------ Input rows

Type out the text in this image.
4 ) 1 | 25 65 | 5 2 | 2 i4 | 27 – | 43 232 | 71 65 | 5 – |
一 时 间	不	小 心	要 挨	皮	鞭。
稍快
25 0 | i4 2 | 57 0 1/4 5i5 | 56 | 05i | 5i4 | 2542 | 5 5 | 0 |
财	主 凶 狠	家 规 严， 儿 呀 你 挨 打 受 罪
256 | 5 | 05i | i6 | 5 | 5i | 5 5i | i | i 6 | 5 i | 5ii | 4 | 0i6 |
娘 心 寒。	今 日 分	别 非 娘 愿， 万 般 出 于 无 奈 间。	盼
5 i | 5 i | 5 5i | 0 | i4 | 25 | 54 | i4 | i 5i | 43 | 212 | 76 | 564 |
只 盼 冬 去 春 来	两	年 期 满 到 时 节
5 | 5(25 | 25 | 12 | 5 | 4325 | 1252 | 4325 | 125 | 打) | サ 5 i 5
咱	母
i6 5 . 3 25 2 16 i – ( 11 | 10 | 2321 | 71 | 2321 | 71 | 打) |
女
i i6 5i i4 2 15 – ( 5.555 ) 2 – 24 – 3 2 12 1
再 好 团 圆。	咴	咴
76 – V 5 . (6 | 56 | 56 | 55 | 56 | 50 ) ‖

------------

**Your task:** Word for word, quote all of the data above.

**Exercise result:**
Type out the text in this image.
4 ) 1 | 25 65 | 5 2 | 2 i4 | 27 – | 43 232 | 71 65 | 5 – |
一 时 间	不	小 心	要 挨	皮	鞭。
稍快
25 0 | i4 2 | 57 0 1/4 5i5 | 56 | 05i | 5i4 | 2542 | 5 5 | 0 |
财	主 凶 狠	家 规 严， 儿 呀 你 挨 打 受 罪
256 | 5 | 05i | i6 | 5 | 5i | 5 5i | i | i 6 | 5 i | 5ii | 4 | 0i6 |
娘 心 寒。	今 日 分	别 非 娘 愿， 万 般 出 于 无 奈 间。	盼
5 i | 5 i | 5 5i | 0 | i4 | 25 | 54 | i4 | i 5i | 43 | 212 | 76 | 564 |
只 盼 冬 去 春 来	两	年 期 满 到 时 节
5 | 5(25 | 25 | 12 | 5 | 4325 | 1252 | 4325 | 125 | 打) | サ 5 i 5
咱	母
i6 5 . 3 25 2 16 i – ( 11 | 10 | 2321 | 71 | 2321 | 71 | 打) |
女
i i6 5i i4 2 15 – ( 5.555 ) 2 – 24 – 3 2 12 1
再 好 团 圆。	咴	咴
76 – V 5 . (6 | 56 | 56 | 55 | 56 | 50 ) ‖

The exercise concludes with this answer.